Data =>

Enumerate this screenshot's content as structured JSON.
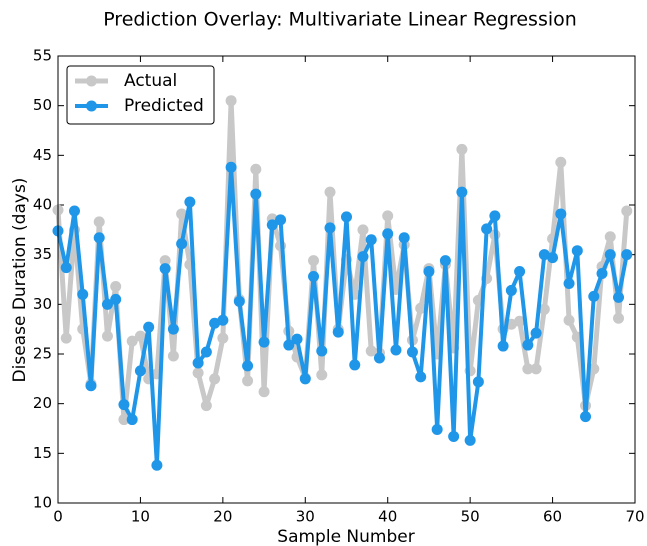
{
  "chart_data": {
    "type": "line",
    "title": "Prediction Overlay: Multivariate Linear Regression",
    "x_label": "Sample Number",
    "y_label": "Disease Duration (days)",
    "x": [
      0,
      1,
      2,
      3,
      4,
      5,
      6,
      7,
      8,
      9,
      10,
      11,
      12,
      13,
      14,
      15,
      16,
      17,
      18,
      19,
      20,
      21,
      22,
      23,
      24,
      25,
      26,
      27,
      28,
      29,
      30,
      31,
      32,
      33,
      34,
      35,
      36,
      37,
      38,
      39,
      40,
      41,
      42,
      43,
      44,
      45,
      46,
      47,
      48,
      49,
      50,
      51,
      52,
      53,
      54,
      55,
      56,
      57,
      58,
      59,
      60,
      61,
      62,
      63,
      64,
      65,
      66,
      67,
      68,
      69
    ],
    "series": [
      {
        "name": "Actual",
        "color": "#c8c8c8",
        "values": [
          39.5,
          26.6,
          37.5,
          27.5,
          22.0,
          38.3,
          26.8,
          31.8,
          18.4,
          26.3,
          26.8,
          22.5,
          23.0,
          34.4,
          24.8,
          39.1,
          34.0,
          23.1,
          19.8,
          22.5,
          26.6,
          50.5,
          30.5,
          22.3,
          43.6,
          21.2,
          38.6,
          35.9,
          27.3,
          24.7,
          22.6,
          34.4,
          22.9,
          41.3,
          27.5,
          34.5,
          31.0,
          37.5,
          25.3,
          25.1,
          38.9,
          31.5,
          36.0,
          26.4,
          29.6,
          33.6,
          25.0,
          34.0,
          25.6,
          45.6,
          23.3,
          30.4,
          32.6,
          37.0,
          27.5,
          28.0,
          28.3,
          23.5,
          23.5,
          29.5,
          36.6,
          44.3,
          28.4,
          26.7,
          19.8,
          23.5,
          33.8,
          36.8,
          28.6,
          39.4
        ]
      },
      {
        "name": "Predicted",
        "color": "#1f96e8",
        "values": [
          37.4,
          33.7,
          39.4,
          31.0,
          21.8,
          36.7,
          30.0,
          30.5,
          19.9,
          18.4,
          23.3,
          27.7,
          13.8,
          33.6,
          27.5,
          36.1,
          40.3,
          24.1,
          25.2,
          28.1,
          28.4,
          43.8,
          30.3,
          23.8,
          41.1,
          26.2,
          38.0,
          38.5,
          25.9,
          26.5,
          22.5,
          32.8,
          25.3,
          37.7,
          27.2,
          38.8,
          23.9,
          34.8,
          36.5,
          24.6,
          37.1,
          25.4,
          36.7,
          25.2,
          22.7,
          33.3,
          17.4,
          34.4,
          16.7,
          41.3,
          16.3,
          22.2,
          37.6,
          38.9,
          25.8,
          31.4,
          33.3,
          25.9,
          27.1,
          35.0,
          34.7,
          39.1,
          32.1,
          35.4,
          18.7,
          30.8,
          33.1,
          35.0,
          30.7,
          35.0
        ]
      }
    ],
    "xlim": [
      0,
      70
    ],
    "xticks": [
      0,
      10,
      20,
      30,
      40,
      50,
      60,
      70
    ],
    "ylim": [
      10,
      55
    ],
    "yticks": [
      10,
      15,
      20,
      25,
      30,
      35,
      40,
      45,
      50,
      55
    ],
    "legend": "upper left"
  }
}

Your goal => All of the records above must be copied exactly, except for the pictures.

Answer for the task =>
Enumerate this screenshot's content as structured JSON.
{
  "chart_data": {
    "type": "line",
    "title": "Prediction Overlay: Multivariate Linear Regression",
    "x_label": "Sample Number",
    "y_label": "Disease Duration (days)",
    "x": [
      0,
      1,
      2,
      3,
      4,
      5,
      6,
      7,
      8,
      9,
      10,
      11,
      12,
      13,
      14,
      15,
      16,
      17,
      18,
      19,
      20,
      21,
      22,
      23,
      24,
      25,
      26,
      27,
      28,
      29,
      30,
      31,
      32,
      33,
      34,
      35,
      36,
      37,
      38,
      39,
      40,
      41,
      42,
      43,
      44,
      45,
      46,
      47,
      48,
      49,
      50,
      51,
      52,
      53,
      54,
      55,
      56,
      57,
      58,
      59,
      60,
      61,
      62,
      63,
      64,
      65,
      66,
      67,
      68,
      69
    ],
    "series": [
      {
        "name": "Actual",
        "color": "#c8c8c8",
        "values": [
          39.5,
          26.6,
          37.5,
          27.5,
          22.0,
          38.3,
          26.8,
          31.8,
          18.4,
          26.3,
          26.8,
          22.5,
          23.0,
          34.4,
          24.8,
          39.1,
          34.0,
          23.1,
          19.8,
          22.5,
          26.6,
          50.5,
          30.5,
          22.3,
          43.6,
          21.2,
          38.6,
          35.9,
          27.3,
          24.7,
          22.6,
          34.4,
          22.9,
          41.3,
          27.5,
          34.5,
          31.0,
          37.5,
          25.3,
          25.1,
          38.9,
          31.5,
          36.0,
          26.4,
          29.6,
          33.6,
          25.0,
          34.0,
          25.6,
          45.6,
          23.3,
          30.4,
          32.6,
          37.0,
          27.5,
          28.0,
          28.3,
          23.5,
          23.5,
          29.5,
          36.6,
          44.3,
          28.4,
          26.7,
          19.8,
          23.5,
          33.8,
          36.8,
          28.6,
          39.4
        ]
      },
      {
        "name": "Predicted",
        "color": "#1f96e8",
        "values": [
          37.4,
          33.7,
          39.4,
          31.0,
          21.8,
          36.7,
          30.0,
          30.5,
          19.9,
          18.4,
          23.3,
          27.7,
          13.8,
          33.6,
          27.5,
          36.1,
          40.3,
          24.1,
          25.2,
          28.1,
          28.4,
          43.8,
          30.3,
          23.8,
          41.1,
          26.2,
          38.0,
          38.5,
          25.9,
          26.5,
          22.5,
          32.8,
          25.3,
          37.7,
          27.2,
          38.8,
          23.9,
          34.8,
          36.5,
          24.6,
          37.1,
          25.4,
          36.7,
          25.2,
          22.7,
          33.3,
          17.4,
          34.4,
          16.7,
          41.3,
          16.3,
          22.2,
          37.6,
          38.9,
          25.8,
          31.4,
          33.3,
          25.9,
          27.1,
          35.0,
          34.7,
          39.1,
          32.1,
          35.4,
          18.7,
          30.8,
          33.1,
          35.0,
          30.7,
          35.0
        ]
      }
    ],
    "xlim": [
      0,
      70
    ],
    "xticks": [
      0,
      10,
      20,
      30,
      40,
      50,
      60,
      70
    ],
    "ylim": [
      10,
      55
    ],
    "yticks": [
      10,
      15,
      20,
      25,
      30,
      35,
      40,
      45,
      50,
      55
    ],
    "legend": "upper left"
  }
}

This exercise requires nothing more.